▶ [PROBLEM DESCRIPTION]: Your task is to transcribe the records exactly, skipping every image.

##############################

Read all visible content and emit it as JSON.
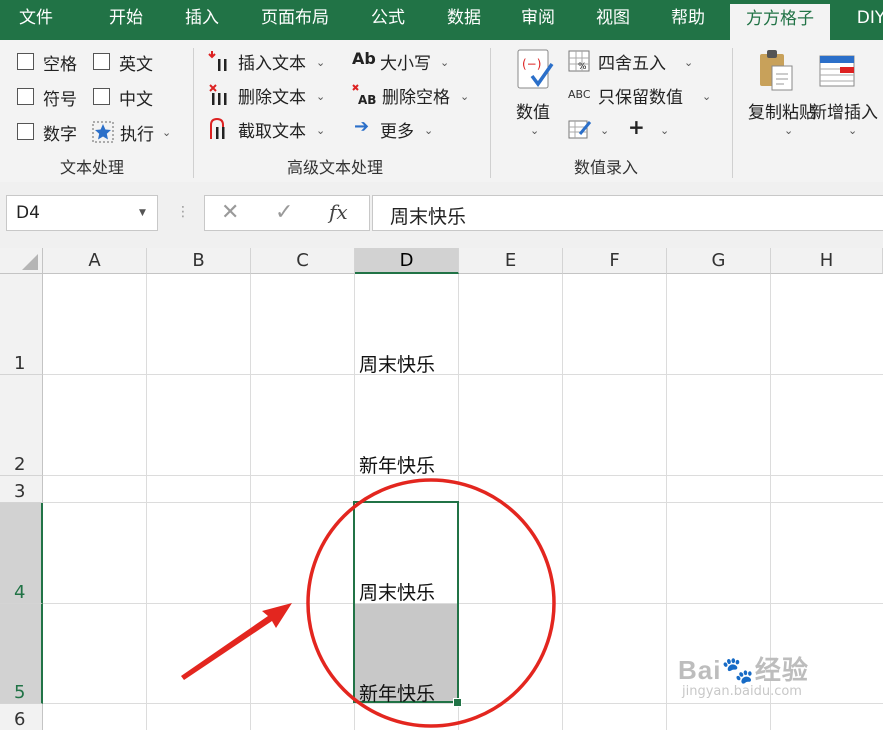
{
  "menu_tabs": [
    "文件",
    "开始",
    "插入",
    "页面布局",
    "公式",
    "数据",
    "审阅",
    "视图",
    "帮助",
    "方方格子",
    "DIY"
  ],
  "active_tab": "方方格子",
  "ribbon": {
    "text_processing": {
      "checkboxes": [
        "空格",
        "英文",
        "符号",
        "中文",
        "数字"
      ],
      "execute": "执行",
      "group_label": "文本处理"
    },
    "advanced_text": {
      "insert_text": "插入文本",
      "delete_text": "删除文本",
      "extract_text": "截取文本",
      "case": "大小写",
      "delete_space": "删除空格",
      "more": "更多",
      "group_label": "高级文本处理"
    },
    "numeric_entry": {
      "value": "数值",
      "round": "四舍五入",
      "keep_values": "只保留数值",
      "group_label": "数值录入"
    },
    "tools": {
      "copy_paste": "复制粘贴",
      "new_insert": "新增插入"
    }
  },
  "formula_bar": {
    "name_box": "D4",
    "fx": "fx",
    "content": "周末快乐"
  },
  "columns": [
    "A",
    "B",
    "C",
    "D",
    "E",
    "F",
    "G",
    "H"
  ],
  "selected_column": "D",
  "rows": [
    "1",
    "2",
    "3",
    "4",
    "5",
    "6"
  ],
  "cells": {
    "D1": "周末快乐",
    "D2": "新年快乐",
    "D4": "周末快乐",
    "D5": "新年快乐"
  },
  "colors": {
    "excel_green": "#217346",
    "annotation_red": "#e3261f",
    "selection_fill": "#c8c8c8"
  }
}
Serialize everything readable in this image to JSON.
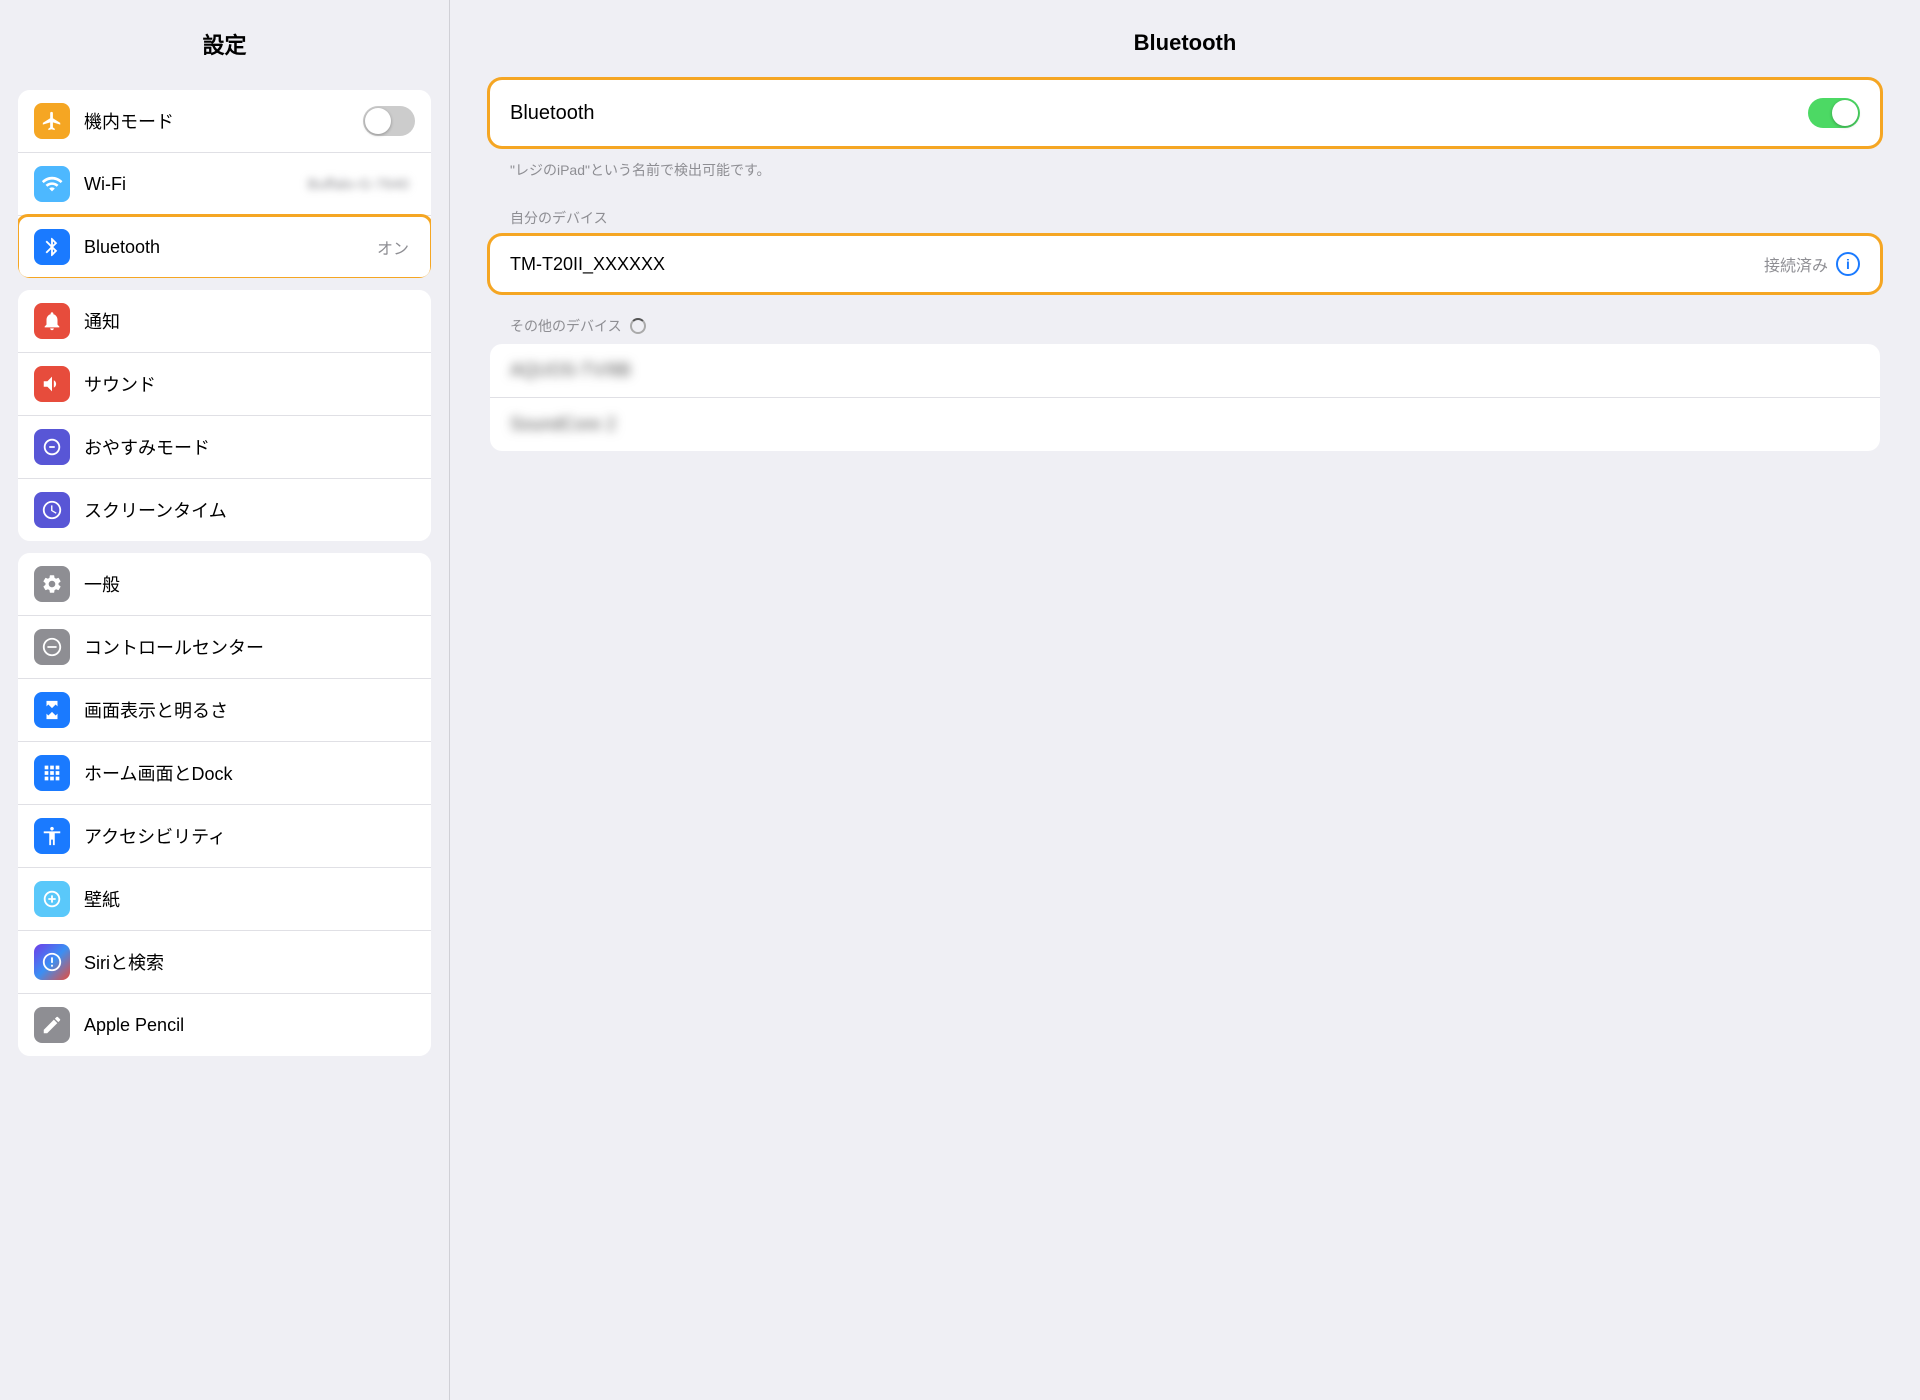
{
  "sidebar": {
    "title": "設定",
    "groups": [
      {
        "id": "group1",
        "items": [
          {
            "id": "airplane",
            "label": "機内モード",
            "icon": "airplane",
            "valueType": "toggle",
            "toggleOn": false
          },
          {
            "id": "wifi",
            "label": "Wi-Fi",
            "icon": "wifi",
            "valueType": "text",
            "value": "Buffalo-G-7640"
          },
          {
            "id": "bluetooth",
            "label": "Bluetooth",
            "icon": "bluetooth",
            "valueType": "text",
            "value": "オン",
            "active": true
          }
        ]
      },
      {
        "id": "group2",
        "items": [
          {
            "id": "notification",
            "label": "通知",
            "icon": "notification"
          },
          {
            "id": "sound",
            "label": "サウンド",
            "icon": "sound"
          },
          {
            "id": "donotdisturb",
            "label": "おやすみモード",
            "icon": "donotdisturb"
          },
          {
            "id": "screentime",
            "label": "スクリーンタイム",
            "icon": "screentime"
          }
        ]
      },
      {
        "id": "group3",
        "items": [
          {
            "id": "general",
            "label": "一般",
            "icon": "general"
          },
          {
            "id": "controlcenter",
            "label": "コントロールセンター",
            "icon": "controlcenter"
          },
          {
            "id": "display",
            "label": "画面表示と明るさ",
            "icon": "display"
          },
          {
            "id": "homescreen",
            "label": "ホーム画面とDock",
            "icon": "homescreen"
          },
          {
            "id": "accessibility",
            "label": "アクセシビリティ",
            "icon": "accessibility"
          },
          {
            "id": "wallpaper",
            "label": "壁紙",
            "icon": "wallpaper"
          },
          {
            "id": "siri",
            "label": "Siriと検索",
            "icon": "siri"
          },
          {
            "id": "applepencil",
            "label": "Apple Pencil",
            "icon": "applepencil"
          }
        ]
      }
    ]
  },
  "main": {
    "title": "Bluetooth",
    "bluetooth_label": "Bluetooth",
    "discoverable_note": "\"レジのiPad\"という名前で検出可能です。",
    "my_devices_label": "自分のデバイス",
    "other_devices_label": "その他のデバイス",
    "connected_device": {
      "name": "TM-T20II_XXXXXX",
      "status": "接続済み"
    },
    "other_devices": [
      {
        "name": "AQUOS-TV/8B"
      },
      {
        "name": "SoundCore 2"
      }
    ]
  }
}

##############################

▶ [ANSWER TO THIS EXERCISE]:
Read all visible content and emit it as JSON.
{
  "menu_tabs": [
    "文件",
    "开始",
    "插入",
    "页面布局",
    "公式",
    "数据",
    "审阅",
    "视图",
    "帮助",
    "方方格子",
    "DIY"
  ],
  "active_tab": "方方格子",
  "ribbon": {
    "text_processing": {
      "checkboxes": [
        "空格",
        "英文",
        "符号",
        "中文",
        "数字"
      ],
      "execute": "执行",
      "group_label": "文本处理"
    },
    "advanced_text": {
      "insert_text": "插入文本",
      "delete_text": "删除文本",
      "extract_text": "截取文本",
      "case": "大小写",
      "delete_space": "删除空格",
      "more": "更多",
      "group_label": "高级文本处理"
    },
    "numeric_entry": {
      "value": "数值",
      "round": "四舍五入",
      "keep_values": "只保留数值",
      "group_label": "数值录入"
    },
    "tools": {
      "copy_paste": "复制粘贴",
      "new_insert": "新增插入"
    }
  },
  "formula_bar": {
    "name_box": "D4",
    "fx": "fx",
    "content": "周末快乐"
  },
  "columns": [
    "A",
    "B",
    "C",
    "D",
    "E",
    "F",
    "G",
    "H"
  ],
  "selected_column": "D",
  "rows": [
    "1",
    "2",
    "3",
    "4",
    "5",
    "6"
  ],
  "cells": {
    "D1": "周末快乐",
    "D2": "新年快乐",
    "D4": "周末快乐",
    "D5": "新年快乐"
  },
  "colors": {
    "excel_green": "#217346",
    "annotation_red": "#e3261f",
    "selection_fill": "#c8c8c8"
  }
}
Serialize everything readable in this image to JSON.
{
  "sidebar": {
    "title": "設定",
    "groups": [
      {
        "id": "group1",
        "items": [
          {
            "id": "airplane",
            "label": "機内モード",
            "icon": "airplane",
            "valueType": "toggle",
            "toggleOn": false
          },
          {
            "id": "wifi",
            "label": "Wi-Fi",
            "icon": "wifi",
            "valueType": "text",
            "value": "Buffalo-G-7640"
          },
          {
            "id": "bluetooth",
            "label": "Bluetooth",
            "icon": "bluetooth",
            "valueType": "text",
            "value": "オン",
            "active": true
          }
        ]
      },
      {
        "id": "group2",
        "items": [
          {
            "id": "notification",
            "label": "通知",
            "icon": "notification"
          },
          {
            "id": "sound",
            "label": "サウンド",
            "icon": "sound"
          },
          {
            "id": "donotdisturb",
            "label": "おやすみモード",
            "icon": "donotdisturb"
          },
          {
            "id": "screentime",
            "label": "スクリーンタイム",
            "icon": "screentime"
          }
        ]
      },
      {
        "id": "group3",
        "items": [
          {
            "id": "general",
            "label": "一般",
            "icon": "general"
          },
          {
            "id": "controlcenter",
            "label": "コントロールセンター",
            "icon": "controlcenter"
          },
          {
            "id": "display",
            "label": "画面表示と明るさ",
            "icon": "display"
          },
          {
            "id": "homescreen",
            "label": "ホーム画面とDock",
            "icon": "homescreen"
          },
          {
            "id": "accessibility",
            "label": "アクセシビリティ",
            "icon": "accessibility"
          },
          {
            "id": "wallpaper",
            "label": "壁紙",
            "icon": "wallpaper"
          },
          {
            "id": "siri",
            "label": "Siriと検索",
            "icon": "siri"
          },
          {
            "id": "applepencil",
            "label": "Apple Pencil",
            "icon": "applepencil"
          }
        ]
      }
    ]
  },
  "main": {
    "title": "Bluetooth",
    "bluetooth_label": "Bluetooth",
    "discoverable_note": "\"レジのiPad\"という名前で検出可能です。",
    "my_devices_label": "自分のデバイス",
    "other_devices_label": "その他のデバイス",
    "connected_device": {
      "name": "TM-T20II_XXXXXX",
      "status": "接続済み"
    },
    "other_devices": [
      {
        "name": "AQUOS-TV/8B"
      },
      {
        "name": "SoundCore 2"
      }
    ]
  }
}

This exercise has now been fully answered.